- _Recorded information_

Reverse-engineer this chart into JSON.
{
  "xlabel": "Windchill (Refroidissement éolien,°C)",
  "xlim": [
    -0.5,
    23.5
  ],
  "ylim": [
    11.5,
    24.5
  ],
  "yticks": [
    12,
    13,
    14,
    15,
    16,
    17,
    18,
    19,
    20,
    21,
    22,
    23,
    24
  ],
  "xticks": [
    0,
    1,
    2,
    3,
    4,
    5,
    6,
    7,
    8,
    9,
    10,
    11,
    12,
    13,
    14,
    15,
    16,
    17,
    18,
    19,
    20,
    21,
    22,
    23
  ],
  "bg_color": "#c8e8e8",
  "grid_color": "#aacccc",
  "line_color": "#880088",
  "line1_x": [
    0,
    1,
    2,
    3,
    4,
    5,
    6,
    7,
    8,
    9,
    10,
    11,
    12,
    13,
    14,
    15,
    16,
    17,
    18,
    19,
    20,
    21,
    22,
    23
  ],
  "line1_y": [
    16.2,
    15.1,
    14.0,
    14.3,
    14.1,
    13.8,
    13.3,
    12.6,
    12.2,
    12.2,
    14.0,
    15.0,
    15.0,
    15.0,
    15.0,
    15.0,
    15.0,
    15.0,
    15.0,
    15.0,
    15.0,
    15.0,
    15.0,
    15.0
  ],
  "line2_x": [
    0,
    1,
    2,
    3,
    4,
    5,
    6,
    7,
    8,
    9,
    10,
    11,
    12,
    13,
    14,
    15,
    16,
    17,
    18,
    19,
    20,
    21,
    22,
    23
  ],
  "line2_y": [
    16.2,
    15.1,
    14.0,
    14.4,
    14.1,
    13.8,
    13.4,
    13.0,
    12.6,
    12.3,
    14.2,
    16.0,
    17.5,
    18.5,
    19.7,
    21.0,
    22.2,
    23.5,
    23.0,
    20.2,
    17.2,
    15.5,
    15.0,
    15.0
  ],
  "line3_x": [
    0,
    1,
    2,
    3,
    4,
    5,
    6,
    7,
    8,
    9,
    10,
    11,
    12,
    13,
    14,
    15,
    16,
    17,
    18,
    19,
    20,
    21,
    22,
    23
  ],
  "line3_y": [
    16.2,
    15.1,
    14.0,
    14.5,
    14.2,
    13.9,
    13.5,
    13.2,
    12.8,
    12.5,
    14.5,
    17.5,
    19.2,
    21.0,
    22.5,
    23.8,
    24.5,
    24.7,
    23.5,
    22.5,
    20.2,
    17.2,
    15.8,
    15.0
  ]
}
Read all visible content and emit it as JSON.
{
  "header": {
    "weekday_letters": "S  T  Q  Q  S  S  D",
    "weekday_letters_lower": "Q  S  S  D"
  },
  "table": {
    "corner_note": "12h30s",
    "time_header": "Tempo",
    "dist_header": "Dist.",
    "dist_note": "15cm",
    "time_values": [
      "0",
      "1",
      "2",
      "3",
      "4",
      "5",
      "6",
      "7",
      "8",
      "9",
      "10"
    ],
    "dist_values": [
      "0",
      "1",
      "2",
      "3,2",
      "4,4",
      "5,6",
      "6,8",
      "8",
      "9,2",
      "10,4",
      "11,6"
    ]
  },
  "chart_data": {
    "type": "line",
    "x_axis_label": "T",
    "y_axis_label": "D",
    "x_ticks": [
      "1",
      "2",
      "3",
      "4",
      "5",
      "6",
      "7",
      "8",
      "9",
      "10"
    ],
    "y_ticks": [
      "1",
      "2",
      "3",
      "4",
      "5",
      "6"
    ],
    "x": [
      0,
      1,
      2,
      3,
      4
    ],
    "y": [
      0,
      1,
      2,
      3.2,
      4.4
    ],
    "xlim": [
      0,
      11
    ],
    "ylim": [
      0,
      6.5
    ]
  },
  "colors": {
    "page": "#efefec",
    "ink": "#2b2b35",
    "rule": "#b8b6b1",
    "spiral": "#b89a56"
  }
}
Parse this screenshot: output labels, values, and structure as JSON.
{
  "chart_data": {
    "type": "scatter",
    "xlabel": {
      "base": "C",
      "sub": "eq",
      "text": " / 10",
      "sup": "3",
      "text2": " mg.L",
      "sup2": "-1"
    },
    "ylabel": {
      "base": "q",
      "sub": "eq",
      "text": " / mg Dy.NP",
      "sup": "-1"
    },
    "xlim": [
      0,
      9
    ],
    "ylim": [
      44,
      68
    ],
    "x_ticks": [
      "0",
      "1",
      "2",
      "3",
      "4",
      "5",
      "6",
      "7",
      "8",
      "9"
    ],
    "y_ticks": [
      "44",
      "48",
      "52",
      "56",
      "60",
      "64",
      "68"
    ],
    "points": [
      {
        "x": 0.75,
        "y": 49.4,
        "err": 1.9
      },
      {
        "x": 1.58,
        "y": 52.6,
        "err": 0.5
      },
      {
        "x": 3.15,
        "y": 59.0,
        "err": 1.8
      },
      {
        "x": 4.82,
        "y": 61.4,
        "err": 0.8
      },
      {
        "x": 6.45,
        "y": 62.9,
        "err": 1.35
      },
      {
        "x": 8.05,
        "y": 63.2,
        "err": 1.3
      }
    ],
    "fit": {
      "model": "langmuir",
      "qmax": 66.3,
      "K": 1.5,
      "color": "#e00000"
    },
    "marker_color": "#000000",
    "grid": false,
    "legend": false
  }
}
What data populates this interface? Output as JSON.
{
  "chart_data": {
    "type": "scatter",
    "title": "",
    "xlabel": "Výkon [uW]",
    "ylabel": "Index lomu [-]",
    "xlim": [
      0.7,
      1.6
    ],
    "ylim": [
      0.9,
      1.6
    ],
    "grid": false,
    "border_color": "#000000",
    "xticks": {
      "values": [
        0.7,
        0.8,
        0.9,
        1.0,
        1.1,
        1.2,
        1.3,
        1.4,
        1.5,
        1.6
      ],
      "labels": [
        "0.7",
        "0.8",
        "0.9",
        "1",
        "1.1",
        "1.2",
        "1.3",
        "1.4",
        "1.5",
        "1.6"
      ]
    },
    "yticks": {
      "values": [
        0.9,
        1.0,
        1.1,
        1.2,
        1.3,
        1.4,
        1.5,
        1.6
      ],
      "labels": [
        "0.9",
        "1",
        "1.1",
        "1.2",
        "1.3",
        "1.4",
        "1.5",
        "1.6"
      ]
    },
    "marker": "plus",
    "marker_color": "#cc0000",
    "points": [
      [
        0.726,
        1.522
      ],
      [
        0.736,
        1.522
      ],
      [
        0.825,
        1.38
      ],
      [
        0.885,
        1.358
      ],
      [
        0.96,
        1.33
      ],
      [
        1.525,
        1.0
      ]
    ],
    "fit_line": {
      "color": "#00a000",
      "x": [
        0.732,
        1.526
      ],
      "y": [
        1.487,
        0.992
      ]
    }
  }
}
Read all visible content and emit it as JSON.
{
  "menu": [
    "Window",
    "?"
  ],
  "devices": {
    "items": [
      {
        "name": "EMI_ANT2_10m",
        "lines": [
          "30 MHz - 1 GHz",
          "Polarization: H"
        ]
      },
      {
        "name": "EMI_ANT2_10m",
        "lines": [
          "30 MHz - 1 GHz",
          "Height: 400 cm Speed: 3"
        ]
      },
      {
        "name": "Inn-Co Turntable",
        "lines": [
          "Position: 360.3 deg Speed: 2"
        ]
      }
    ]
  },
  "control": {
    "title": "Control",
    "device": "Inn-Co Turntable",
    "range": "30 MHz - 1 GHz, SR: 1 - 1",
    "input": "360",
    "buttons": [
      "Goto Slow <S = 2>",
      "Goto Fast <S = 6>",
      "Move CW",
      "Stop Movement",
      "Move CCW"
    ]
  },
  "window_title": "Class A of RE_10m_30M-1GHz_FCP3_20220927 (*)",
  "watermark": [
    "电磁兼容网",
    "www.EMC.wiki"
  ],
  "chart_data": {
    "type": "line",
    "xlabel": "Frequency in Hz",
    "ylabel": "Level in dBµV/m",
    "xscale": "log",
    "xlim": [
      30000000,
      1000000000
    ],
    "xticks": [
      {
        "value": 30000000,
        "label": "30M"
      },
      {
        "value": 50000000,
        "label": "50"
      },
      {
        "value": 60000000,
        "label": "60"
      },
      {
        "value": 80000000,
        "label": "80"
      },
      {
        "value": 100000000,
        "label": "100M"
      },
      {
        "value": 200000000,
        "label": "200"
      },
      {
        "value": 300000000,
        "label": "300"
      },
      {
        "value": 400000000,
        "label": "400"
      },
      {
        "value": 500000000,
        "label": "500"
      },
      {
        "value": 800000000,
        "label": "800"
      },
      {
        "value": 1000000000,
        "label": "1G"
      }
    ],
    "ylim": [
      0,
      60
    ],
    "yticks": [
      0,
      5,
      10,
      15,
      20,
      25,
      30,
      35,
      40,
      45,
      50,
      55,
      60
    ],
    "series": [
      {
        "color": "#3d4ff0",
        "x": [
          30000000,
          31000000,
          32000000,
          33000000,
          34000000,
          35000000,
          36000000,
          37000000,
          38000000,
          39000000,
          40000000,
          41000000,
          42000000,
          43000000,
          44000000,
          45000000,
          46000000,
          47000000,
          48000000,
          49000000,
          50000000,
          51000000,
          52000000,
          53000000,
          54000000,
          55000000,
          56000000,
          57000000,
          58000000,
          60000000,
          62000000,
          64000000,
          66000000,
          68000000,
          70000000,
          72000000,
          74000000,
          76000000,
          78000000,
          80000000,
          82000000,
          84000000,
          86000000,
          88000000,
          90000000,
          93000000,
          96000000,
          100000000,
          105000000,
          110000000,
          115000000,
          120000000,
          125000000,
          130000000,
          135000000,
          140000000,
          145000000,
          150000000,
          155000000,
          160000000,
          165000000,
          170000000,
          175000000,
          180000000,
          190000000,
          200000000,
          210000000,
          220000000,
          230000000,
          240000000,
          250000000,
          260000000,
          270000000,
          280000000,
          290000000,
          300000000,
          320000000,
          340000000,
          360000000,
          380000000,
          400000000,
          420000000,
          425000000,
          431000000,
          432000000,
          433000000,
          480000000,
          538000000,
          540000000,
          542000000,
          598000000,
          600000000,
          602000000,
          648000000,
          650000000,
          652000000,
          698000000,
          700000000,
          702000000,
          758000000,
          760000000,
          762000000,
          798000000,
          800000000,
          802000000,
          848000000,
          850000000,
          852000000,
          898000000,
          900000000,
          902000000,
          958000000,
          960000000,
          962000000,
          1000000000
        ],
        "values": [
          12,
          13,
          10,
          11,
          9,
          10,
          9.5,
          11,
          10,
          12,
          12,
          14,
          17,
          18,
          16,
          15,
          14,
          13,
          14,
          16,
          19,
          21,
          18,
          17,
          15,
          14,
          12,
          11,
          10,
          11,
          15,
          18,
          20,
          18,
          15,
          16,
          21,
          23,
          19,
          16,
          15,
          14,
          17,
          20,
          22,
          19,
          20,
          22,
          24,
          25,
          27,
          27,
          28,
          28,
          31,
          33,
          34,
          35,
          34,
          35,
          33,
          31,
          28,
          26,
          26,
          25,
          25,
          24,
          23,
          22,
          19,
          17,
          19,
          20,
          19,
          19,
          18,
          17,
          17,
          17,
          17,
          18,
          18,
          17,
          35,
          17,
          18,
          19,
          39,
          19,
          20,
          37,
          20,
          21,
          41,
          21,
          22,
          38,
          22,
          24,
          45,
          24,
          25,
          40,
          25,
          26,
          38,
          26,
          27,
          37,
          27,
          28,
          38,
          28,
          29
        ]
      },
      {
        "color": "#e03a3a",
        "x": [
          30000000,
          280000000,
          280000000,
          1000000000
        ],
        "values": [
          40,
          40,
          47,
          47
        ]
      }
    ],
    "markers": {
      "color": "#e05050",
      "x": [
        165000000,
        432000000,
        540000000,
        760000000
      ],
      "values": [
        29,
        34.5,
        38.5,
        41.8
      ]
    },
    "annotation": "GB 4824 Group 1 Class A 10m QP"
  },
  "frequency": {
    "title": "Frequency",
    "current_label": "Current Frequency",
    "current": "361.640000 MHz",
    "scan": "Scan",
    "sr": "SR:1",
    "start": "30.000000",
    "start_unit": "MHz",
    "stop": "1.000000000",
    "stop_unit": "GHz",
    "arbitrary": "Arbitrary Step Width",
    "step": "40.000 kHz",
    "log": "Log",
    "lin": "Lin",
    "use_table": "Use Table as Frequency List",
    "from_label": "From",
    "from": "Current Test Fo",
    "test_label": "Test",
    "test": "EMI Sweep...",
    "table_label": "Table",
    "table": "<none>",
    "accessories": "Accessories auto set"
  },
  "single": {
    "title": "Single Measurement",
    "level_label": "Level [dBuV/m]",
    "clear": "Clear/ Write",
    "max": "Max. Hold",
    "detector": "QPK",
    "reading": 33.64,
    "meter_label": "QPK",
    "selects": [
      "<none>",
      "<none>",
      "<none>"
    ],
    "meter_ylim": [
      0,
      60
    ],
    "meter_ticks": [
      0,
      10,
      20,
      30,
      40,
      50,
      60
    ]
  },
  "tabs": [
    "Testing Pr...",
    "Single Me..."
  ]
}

- _Task requirements_
Go through the lines above. Select every one that has the string "this".

- _Result below_
Reverse-engineer this chart into JSON.
Parse this screenshot: output labels, values, and structure as JSON.
What data populates this interface? Output as JSON.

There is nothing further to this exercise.